### EXTRACTED INFORMATION
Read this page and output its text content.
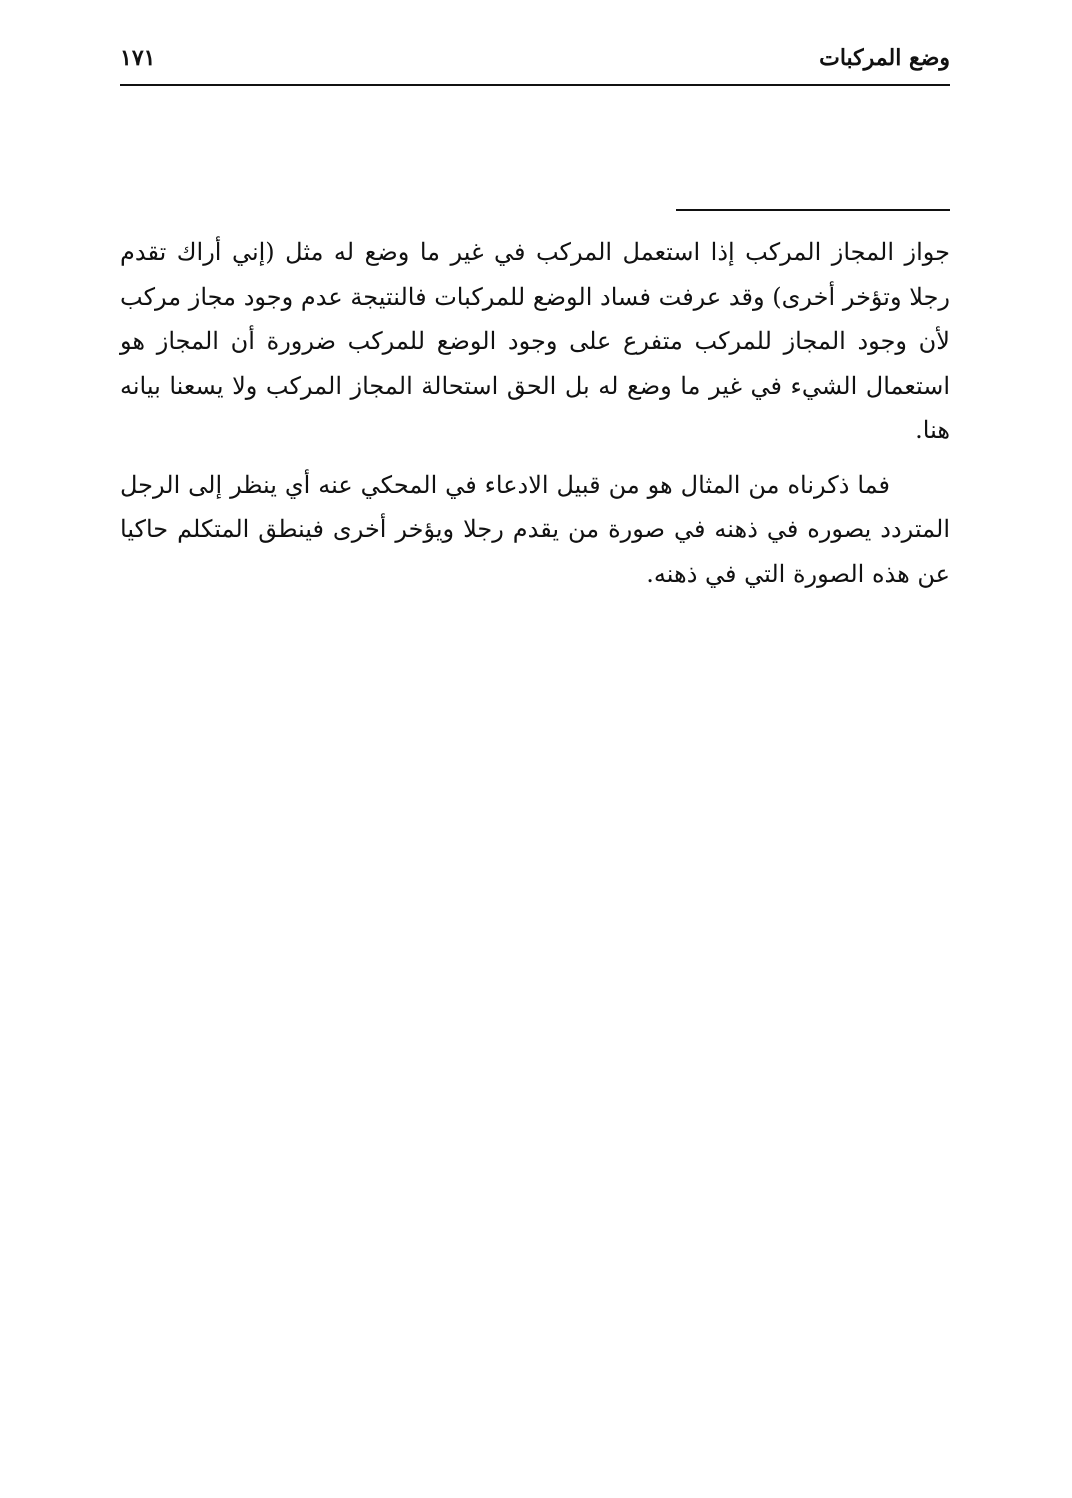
وضع المركبات
١٧١

جواز المجاز المركب إذا استعمل المركب في غير ما وضع له مثل (إني أراك تقدم رجلا وتؤخر أخرى) وقد عرفت فساد الوضع للمركبات فالنتيجة عدم وجود مجاز مركب لأن وجود المجاز للمركب متفرع على وجود الوضع للمركب ضرورة أن المجاز هو استعمال الشيء في غير ما وضع له بل الحق استحالة المجاز المركب ولا يسعنا بيانه هنا.

فما ذكرناه من المثال هو من قبيل الادعاء في المحكي عنه أي ينظر إلى الرجل المتردد يصوره في ذهنه في صورة من يقدم رجلا ويؤخر أخرى فينطق المتكلم حاكيا عن هذه الصورة التي في ذهنه.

### DIRECTION
Restate the entire listing word for word, excluding pictures.

### SOLUTION
Read this page and output its text content.
وضع المركبات
١٧١

جواز المجاز المركب إذا استعمل المركب في غير ما وضع له مثل (إني أراك تقدم رجلا وتؤخر أخرى) وقد عرفت فساد الوضع للمركبات فالنتيجة عدم وجود مجاز مركب لأن وجود المجاز للمركب متفرع على وجود الوضع للمركب ضرورة أن المجاز هو استعمال الشيء في غير ما وضع له بل الحق استحالة المجاز المركب ولا يسعنا بيانه هنا.

فما ذكرناه من المثال هو من قبيل الادعاء في المحكي عنه أي ينظر إلى الرجل المتردد يصوره في ذهنه في صورة من يقدم رجلا ويؤخر أخرى فينطق المتكلم حاكيا عن هذه الصورة التي في ذهنه.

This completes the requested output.